» **Set problem**
Can you quote the records below in full, word for word?

» **Working data**

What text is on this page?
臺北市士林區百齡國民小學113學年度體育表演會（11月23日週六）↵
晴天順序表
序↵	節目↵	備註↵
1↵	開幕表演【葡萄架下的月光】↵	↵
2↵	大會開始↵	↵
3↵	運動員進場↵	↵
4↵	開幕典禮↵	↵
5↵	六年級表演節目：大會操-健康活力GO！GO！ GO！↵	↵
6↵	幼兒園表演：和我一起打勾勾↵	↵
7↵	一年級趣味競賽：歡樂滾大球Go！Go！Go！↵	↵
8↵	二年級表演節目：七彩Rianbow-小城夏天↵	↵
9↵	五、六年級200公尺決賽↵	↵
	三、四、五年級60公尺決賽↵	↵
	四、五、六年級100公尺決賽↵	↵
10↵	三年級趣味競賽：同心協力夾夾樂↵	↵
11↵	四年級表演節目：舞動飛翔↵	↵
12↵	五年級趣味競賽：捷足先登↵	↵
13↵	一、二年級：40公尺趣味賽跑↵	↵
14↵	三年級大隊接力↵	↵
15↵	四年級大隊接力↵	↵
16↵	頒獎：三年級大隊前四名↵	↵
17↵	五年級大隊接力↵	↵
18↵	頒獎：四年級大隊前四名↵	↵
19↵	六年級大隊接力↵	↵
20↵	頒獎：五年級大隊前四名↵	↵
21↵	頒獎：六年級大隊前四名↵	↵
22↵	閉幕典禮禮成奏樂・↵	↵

» **Expected answer**
What text is on this page?
臺北市士林區百齡國民小學113學年度體育表演會（11月23日週六）↵
晴天順序表
序↵	節目↵	備註↵
1↵	開幕表演【葡萄架下的月光】↵	↵
2↵	大會開始↵	↵
3↵	運動員進場↵	↵
4↵	開幕典禮↵	↵
5↵	六年級表演節目：大會操-健康活力GO！GO！ GO！↵	↵
6↵	幼兒園表演：和我一起打勾勾↵	↵
7↵	一年級趣味競賽：歡樂滾大球Go！Go！Go！↵	↵
8↵	二年級表演節目：七彩Rianbow-小城夏天↵	↵
9↵	五、六年級200公尺決賽↵	↵
	三、四、五年級60公尺決賽↵	↵
	四、五、六年級100公尺決賽↵	↵
10↵	三年級趣味競賽：同心協力夾夾樂↵	↵
11↵	四年級表演節目：舞動飛翔↵	↵
12↵	五年級趣味競賽：捷足先登↵	↵
13↵	一、二年級：40公尺趣味賽跑↵	↵
14↵	三年級大隊接力↵	↵
15↵	四年級大隊接力↵	↵
16↵	頒獎：三年級大隊前四名↵	↵
17↵	五年級大隊接力↵	↵
18↵	頒獎：四年級大隊前四名↵	↵
19↵	六年級大隊接力↵	↵
20↵	頒獎：五年級大隊前四名↵	↵
21↵	頒獎：六年級大隊前四名↵	↵
22↵	閉幕典禮禮成奏樂・↵	↵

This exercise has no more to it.